What you are asked to do: Every record should be copied exactly, except that pictures are to be omitted.

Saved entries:
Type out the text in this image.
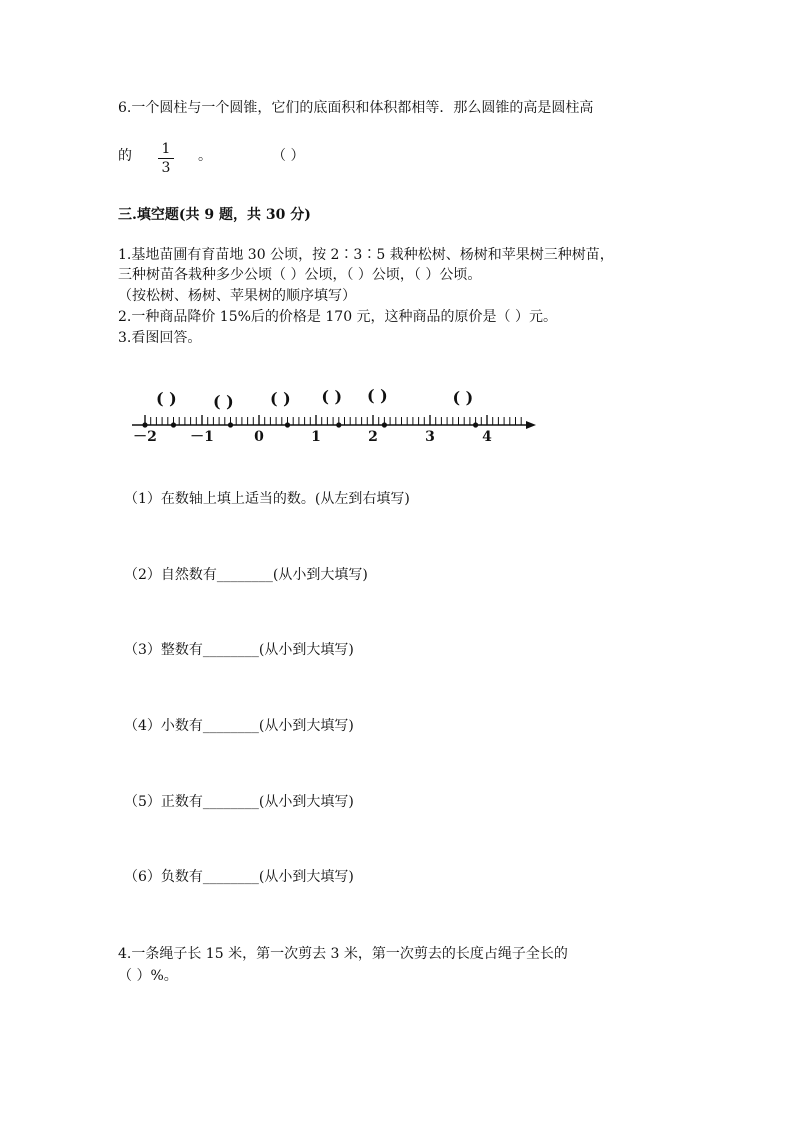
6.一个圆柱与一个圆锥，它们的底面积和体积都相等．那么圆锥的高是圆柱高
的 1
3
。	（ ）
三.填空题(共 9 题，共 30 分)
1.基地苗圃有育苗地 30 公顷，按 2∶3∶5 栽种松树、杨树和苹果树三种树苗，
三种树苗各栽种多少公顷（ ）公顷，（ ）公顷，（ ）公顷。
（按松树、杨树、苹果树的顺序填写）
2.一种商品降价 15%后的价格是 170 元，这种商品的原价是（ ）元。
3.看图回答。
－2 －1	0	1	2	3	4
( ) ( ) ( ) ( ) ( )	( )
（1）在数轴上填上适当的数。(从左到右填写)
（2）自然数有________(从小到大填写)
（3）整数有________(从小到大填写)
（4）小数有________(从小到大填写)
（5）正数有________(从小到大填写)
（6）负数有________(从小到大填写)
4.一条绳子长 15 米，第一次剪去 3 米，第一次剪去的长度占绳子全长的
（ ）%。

Complete output:
Type out the text in this image.
6.一个圆柱与一个圆锥，它们的底面积和体积都相等．那么圆锥的高是圆柱高
的 1
3
。	（ ）
三.填空题(共 9 题，共 30 分)
1.基地苗圃有育苗地 30 公顷，按 2∶3∶5 栽种松树、杨树和苹果树三种树苗，
三种树苗各栽种多少公顷（ ）公顷，（ ）公顷，（ ）公顷。
（按松树、杨树、苹果树的顺序填写）
2.一种商品降价 15%后的价格是 170 元，这种商品的原价是（ ）元。
3.看图回答。
－2 －1	0	1	2	3	4
( ) ( ) ( ) ( ) ( )	( )
（1）在数轴上填上适当的数。(从左到右填写)
（2）自然数有________(从小到大填写)
（3）整数有________(从小到大填写)
（4）小数有________(从小到大填写)
（5）正数有________(从小到大填写)
（6）负数有________(从小到大填写)
4.一条绳子长 15 米，第一次剪去 3 米，第一次剪去的长度占绳子全长的
（ ）%。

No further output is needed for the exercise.